▸ RECORDS FOR THIS EXERCISE:
========================================
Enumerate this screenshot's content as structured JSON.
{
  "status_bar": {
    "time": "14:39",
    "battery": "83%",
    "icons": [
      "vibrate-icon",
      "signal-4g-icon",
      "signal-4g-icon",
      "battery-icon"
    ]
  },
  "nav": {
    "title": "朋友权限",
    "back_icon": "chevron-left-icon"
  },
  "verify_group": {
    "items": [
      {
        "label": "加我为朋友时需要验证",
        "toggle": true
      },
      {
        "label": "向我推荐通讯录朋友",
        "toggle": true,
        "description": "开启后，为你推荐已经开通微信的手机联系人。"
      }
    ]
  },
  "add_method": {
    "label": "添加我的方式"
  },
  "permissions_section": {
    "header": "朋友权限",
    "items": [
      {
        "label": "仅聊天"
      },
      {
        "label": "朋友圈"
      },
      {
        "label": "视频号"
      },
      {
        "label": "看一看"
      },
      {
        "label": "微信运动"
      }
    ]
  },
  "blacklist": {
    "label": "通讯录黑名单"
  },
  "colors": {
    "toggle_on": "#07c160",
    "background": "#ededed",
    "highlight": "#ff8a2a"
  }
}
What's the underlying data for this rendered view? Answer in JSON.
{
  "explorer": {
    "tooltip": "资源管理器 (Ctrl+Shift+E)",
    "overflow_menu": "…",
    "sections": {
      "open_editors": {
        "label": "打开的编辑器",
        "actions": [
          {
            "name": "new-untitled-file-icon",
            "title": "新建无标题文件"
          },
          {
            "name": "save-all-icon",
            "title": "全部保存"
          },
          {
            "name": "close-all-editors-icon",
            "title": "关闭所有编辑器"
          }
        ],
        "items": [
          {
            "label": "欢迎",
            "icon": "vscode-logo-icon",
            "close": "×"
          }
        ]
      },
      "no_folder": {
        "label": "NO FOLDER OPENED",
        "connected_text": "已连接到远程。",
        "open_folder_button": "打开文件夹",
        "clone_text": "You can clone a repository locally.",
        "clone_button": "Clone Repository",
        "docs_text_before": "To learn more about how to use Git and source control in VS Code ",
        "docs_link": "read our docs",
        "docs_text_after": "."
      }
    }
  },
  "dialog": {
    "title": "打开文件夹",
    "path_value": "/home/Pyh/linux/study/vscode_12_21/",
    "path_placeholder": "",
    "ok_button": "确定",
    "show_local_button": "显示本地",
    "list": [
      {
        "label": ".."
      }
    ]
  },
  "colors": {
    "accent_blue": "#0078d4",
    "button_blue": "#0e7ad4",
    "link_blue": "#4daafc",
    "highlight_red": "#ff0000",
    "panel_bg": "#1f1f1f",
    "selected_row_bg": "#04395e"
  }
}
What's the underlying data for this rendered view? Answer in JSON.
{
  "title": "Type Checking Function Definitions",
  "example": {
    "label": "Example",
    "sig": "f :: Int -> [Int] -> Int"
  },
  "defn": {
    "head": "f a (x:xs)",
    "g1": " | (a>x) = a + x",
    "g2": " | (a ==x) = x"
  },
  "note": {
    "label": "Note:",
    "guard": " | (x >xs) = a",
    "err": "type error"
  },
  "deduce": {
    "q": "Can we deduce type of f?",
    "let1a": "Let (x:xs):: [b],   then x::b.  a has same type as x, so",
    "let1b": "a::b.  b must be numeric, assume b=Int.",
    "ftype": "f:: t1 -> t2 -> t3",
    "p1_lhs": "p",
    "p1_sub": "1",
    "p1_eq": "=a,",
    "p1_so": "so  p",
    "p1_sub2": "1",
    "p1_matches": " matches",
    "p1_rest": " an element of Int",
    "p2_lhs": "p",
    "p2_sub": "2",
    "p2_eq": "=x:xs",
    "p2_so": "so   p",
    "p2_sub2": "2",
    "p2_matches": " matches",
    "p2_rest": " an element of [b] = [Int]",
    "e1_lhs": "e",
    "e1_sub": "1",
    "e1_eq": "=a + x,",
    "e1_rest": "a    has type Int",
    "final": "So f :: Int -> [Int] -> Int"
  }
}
========================================
▸ STATED TASK: Return what is listed above, exactly and completely.

▸ RESPONSE TO THIS TASK:
Enumerate this screenshot's content as structured JSON.
{
  "status_bar": {
    "time": "14:39",
    "battery": "83%",
    "icons": [
      "vibrate-icon",
      "signal-4g-icon",
      "signal-4g-icon",
      "battery-icon"
    ]
  },
  "nav": {
    "title": "朋友权限",
    "back_icon": "chevron-left-icon"
  },
  "verify_group": {
    "items": [
      {
        "label": "加我为朋友时需要验证",
        "toggle": true
      },
      {
        "label": "向我推荐通讯录朋友",
        "toggle": true,
        "description": "开启后，为你推荐已经开通微信的手机联系人。"
      }
    ]
  },
  "add_method": {
    "label": "添加我的方式"
  },
  "permissions_section": {
    "header": "朋友权限",
    "items": [
      {
        "label": "仅聊天"
      },
      {
        "label": "朋友圈"
      },
      {
        "label": "视频号"
      },
      {
        "label": "看一看"
      },
      {
        "label": "微信运动"
      }
    ]
  },
  "blacklist": {
    "label": "通讯录黑名单"
  },
  "colors": {
    "toggle_on": "#07c160",
    "background": "#ededed",
    "highlight": "#ff8a2a"
  }
}
What's the underlying data for this rendered view? Answer in JSON.
{
  "explorer": {
    "tooltip": "资源管理器 (Ctrl+Shift+E)",
    "overflow_menu": "…",
    "sections": {
      "open_editors": {
        "label": "打开的编辑器",
        "actions": [
          {
            "name": "new-untitled-file-icon",
            "title": "新建无标题文件"
          },
          {
            "name": "save-all-icon",
            "title": "全部保存"
          },
          {
            "name": "close-all-editors-icon",
            "title": "关闭所有编辑器"
          }
        ],
        "items": [
          {
            "label": "欢迎",
            "icon": "vscode-logo-icon",
            "close": "×"
          }
        ]
      },
      "no_folder": {
        "label": "NO FOLDER OPENED",
        "connected_text": "已连接到远程。",
        "open_folder_button": "打开文件夹",
        "clone_text": "You can clone a repository locally.",
        "clone_button": "Clone Repository",
        "docs_text_before": "To learn more about how to use Git and source control in VS Code ",
        "docs_link": "read our docs",
        "docs_text_after": "."
      }
    }
  },
  "dialog": {
    "title": "打开文件夹",
    "path_value": "/home/Pyh/linux/study/vscode_12_21/",
    "path_placeholder": "",
    "ok_button": "确定",
    "show_local_button": "显示本地",
    "list": [
      {
        "label": ".."
      }
    ]
  },
  "colors": {
    "accent_blue": "#0078d4",
    "button_blue": "#0e7ad4",
    "link_blue": "#4daafc",
    "highlight_red": "#ff0000",
    "panel_bg": "#1f1f1f",
    "selected_row_bg": "#04395e"
  }
}
What's the underlying data for this rendered view? Answer in JSON.
{
  "title": "Type Checking Function Definitions",
  "example": {
    "label": "Example",
    "sig": "f :: Int -> [Int] -> Int"
  },
  "defn": {
    "head": "f a (x:xs)",
    "g1": " | (a>x) = a + x",
    "g2": " | (a ==x) = x"
  },
  "note": {
    "label": "Note:",
    "guard": " | (x >xs) = a",
    "err": "type error"
  },
  "deduce": {
    "q": "Can we deduce type of f?",
    "let1a": "Let (x:xs):: [b],   then x::b.  a has same type as x, so",
    "let1b": "a::b.  b must be numeric, assume b=Int.",
    "ftype": "f:: t1 -> t2 -> t3",
    "p1_lhs": "p",
    "p1_sub": "1",
    "p1_eq": "=a,",
    "p1_so": "so  p",
    "p1_sub2": "1",
    "p1_matches": " matches",
    "p1_rest": " an element of Int",
    "p2_lhs": "p",
    "p2_sub": "2",
    "p2_eq": "=x:xs",
    "p2_so": "so   p",
    "p2_sub2": "2",
    "p2_matches": " matches",
    "p2_rest": " an element of [b] = [Int]",
    "e1_lhs": "e",
    "e1_sub": "1",
    "e1_eq": "=a + x,",
    "e1_rest": "a    has type Int",
    "final": "So f :: Int -> [Int] -> Int"
  }
}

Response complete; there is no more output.